**Goal:** Copy out all the records, word for word.

**Input:**
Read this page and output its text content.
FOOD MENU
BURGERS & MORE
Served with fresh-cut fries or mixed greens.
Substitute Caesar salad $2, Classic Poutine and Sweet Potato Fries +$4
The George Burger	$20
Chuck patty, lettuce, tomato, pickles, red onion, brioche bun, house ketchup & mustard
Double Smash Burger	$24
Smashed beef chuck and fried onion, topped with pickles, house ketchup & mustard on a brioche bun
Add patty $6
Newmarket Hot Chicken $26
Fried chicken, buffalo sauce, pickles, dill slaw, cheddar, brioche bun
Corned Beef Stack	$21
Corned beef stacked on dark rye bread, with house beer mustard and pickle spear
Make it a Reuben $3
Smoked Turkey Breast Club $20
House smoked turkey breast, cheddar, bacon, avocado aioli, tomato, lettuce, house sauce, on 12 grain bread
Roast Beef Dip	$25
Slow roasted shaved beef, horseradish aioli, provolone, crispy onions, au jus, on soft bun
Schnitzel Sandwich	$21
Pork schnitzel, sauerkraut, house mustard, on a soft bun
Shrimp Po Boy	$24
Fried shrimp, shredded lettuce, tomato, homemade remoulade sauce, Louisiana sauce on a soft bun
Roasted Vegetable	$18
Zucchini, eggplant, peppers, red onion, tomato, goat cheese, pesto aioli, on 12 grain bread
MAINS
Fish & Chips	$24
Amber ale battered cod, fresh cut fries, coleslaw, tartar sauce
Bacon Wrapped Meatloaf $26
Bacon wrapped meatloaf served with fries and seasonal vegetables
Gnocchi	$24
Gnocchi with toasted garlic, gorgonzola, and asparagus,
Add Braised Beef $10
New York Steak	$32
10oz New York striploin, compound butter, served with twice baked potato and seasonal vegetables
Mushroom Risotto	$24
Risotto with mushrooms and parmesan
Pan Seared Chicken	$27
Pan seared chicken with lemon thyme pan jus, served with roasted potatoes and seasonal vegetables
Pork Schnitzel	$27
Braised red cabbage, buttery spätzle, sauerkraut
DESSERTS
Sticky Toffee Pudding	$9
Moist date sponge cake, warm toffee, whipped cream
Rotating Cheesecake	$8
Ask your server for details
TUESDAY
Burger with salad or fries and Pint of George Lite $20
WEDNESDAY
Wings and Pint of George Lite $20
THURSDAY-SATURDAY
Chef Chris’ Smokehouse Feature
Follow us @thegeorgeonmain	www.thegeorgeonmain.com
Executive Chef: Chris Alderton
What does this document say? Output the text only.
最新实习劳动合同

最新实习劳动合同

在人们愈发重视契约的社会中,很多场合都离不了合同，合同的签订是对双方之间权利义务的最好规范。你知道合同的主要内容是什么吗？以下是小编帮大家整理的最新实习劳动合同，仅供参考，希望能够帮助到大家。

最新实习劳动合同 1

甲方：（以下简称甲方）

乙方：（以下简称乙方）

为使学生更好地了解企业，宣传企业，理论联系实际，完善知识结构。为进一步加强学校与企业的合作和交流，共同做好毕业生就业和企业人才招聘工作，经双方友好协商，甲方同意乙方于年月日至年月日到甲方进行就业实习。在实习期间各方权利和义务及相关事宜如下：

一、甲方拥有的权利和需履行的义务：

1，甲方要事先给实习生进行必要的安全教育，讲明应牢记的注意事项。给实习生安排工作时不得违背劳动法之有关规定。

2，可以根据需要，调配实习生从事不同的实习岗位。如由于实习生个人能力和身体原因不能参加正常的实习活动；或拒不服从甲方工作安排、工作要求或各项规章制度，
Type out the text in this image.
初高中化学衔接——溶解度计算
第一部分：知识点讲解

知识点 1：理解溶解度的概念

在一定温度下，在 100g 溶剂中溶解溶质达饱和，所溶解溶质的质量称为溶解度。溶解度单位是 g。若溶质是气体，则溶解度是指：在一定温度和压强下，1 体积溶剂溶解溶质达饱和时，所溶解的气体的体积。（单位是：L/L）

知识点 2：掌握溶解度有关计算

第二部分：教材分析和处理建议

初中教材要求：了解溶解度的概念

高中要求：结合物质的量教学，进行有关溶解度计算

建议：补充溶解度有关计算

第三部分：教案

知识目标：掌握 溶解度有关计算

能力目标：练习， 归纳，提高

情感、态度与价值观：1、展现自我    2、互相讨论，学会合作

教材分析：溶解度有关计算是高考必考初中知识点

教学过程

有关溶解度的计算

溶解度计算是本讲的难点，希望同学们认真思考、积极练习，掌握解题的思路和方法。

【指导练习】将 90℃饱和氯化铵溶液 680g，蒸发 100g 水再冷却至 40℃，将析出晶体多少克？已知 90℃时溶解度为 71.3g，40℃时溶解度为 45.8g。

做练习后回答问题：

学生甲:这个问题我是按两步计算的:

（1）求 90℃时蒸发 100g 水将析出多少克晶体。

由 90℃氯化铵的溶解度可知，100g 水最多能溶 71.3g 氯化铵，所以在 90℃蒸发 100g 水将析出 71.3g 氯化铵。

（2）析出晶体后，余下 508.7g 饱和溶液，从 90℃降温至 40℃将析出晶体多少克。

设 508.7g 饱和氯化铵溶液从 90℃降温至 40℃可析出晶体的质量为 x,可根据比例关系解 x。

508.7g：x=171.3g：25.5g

**Final result:**
Read this page and output its text content.
FOOD MENU
BURGERS & MORE
Served with fresh-cut fries or mixed greens.
Substitute Caesar salad $2, Classic Poutine and Sweet Potato Fries +$4
The George Burger	$20
Chuck patty, lettuce, tomato, pickles, red onion, brioche bun, house ketchup & mustard
Double Smash Burger	$24
Smashed beef chuck and fried onion, topped with pickles, house ketchup & mustard on a brioche bun
Add patty $6
Newmarket Hot Chicken $26
Fried chicken, buffalo sauce, pickles, dill slaw, cheddar, brioche bun
Corned Beef Stack	$21
Corned beef stacked on dark rye bread, with house beer mustard and pickle spear
Make it a Reuben $3
Smoked Turkey Breast Club $20
House smoked turkey breast, cheddar, bacon, avocado aioli, tomato, lettuce, house sauce, on 12 grain bread
Roast Beef Dip	$25
Slow roasted shaved beef, horseradish aioli, provolone, crispy onions, au jus, on soft bun
Schnitzel Sandwich	$21
Pork schnitzel, sauerkraut, house mustard, on a soft bun
Shrimp Po Boy	$24
Fried shrimp, shredded lettuce, tomato, homemade remoulade sauce, Louisiana sauce on a soft bun
Roasted Vegetable	$18
Zucchini, eggplant, peppers, red onion, tomato, goat cheese, pesto aioli, on 12 grain bread
MAINS
Fish & Chips	$24
Amber ale battered cod, fresh cut fries, coleslaw, tartar sauce
Bacon Wrapped Meatloaf $26
Bacon wrapped meatloaf served with fries and seasonal vegetables
Gnocchi	$24
Gnocchi with toasted garlic, gorgonzola, and asparagus,
Add Braised Beef $10
New York Steak	$32
10oz New York striploin, compound butter, served with twice baked potato and seasonal vegetables
Mushroom Risotto	$24
Risotto with mushrooms and parmesan
Pan Seared Chicken	$27
Pan seared chicken with lemon thyme pan jus, served with roasted potatoes and seasonal vegetables
Pork Schnitzel	$27
Braised red cabbage, buttery spätzle, sauerkraut
DESSERTS
Sticky Toffee Pudding	$9
Moist date sponge cake, warm toffee, whipped cream
Rotating Cheesecake	$8
Ask your server for details
TUESDAY
Burger with salad or fries and Pint of George Lite $20
WEDNESDAY
Wings and Pint of George Lite $20
THURSDAY-SATURDAY
Chef Chris’ Smokehouse Feature
Follow us @thegeorgeonmain	www.thegeorgeonmain.com
Executive Chef: Chris Alderton
What does this document say? Output the text only.
最新实习劳动合同

最新实习劳动合同

在人们愈发重视契约的社会中,很多场合都离不了合同，合同的签订是对双方之间权利义务的最好规范。你知道合同的主要内容是什么吗？以下是小编帮大家整理的最新实习劳动合同，仅供参考，希望能够帮助到大家。

最新实习劳动合同 1

甲方：（以下简称甲方）

乙方：（以下简称乙方）

为使学生更好地了解企业，宣传企业，理论联系实际，完善知识结构。为进一步加强学校与企业的合作和交流，共同做好毕业生就业和企业人才招聘工作，经双方友好协商，甲方同意乙方于年月日至年月日到甲方进行就业实习。在实习期间各方权利和义务及相关事宜如下：

一、甲方拥有的权利和需履行的义务：

1，甲方要事先给实习生进行必要的安全教育，讲明应牢记的注意事项。给实习生安排工作时不得违背劳动法之有关规定。

2，可以根据需要，调配实习生从事不同的实习岗位。如由于实习生个人能力和身体原因不能参加正常的实习活动；或拒不服从甲方工作安排、工作要求或各项规章制度，
Type out the text in this image.
初高中化学衔接——溶解度计算
第一部分：知识点讲解

知识点 1：理解溶解度的概念

在一定温度下，在 100g 溶剂中溶解溶质达饱和，所溶解溶质的质量称为溶解度。溶解度单位是 g。若溶质是气体，则溶解度是指：在一定温度和压强下，1 体积溶剂溶解溶质达饱和时，所溶解的气体的体积。（单位是：L/L）

知识点 2：掌握溶解度有关计算

第二部分：教材分析和处理建议

初中教材要求：了解溶解度的概念

高中要求：结合物质的量教学，进行有关溶解度计算

建议：补充溶解度有关计算

第三部分：教案

知识目标：掌握 溶解度有关计算

能力目标：练习， 归纳，提高

情感、态度与价值观：1、展现自我    2、互相讨论，学会合作

教材分析：溶解度有关计算是高考必考初中知识点

教学过程

有关溶解度的计算

溶解度计算是本讲的难点，希望同学们认真思考、积极练习，掌握解题的思路和方法。

【指导练习】将 90℃饱和氯化铵溶液 680g，蒸发 100g 水再冷却至 40℃，将析出晶体多少克？已知 90℃时溶解度为 71.3g，40℃时溶解度为 45.8g。

做练习后回答问题：

学生甲:这个问题我是按两步计算的:

（1）求 90℃时蒸发 100g 水将析出多少克晶体。

由 90℃氯化铵的溶解度可知，100g 水最多能溶 71.3g 氯化铵，所以在 90℃蒸发 100g 水将析出 71.3g 氯化铵。

（2）析出晶体后，余下 508.7g 饱和溶液，从 90℃降温至 40℃将析出晶体多少克。

设 508.7g 饱和氯化铵溶液从 90℃降温至 40℃可析出晶体的质量为 x,可根据比例关系解 x。

508.7g：x=171.3g：25.5g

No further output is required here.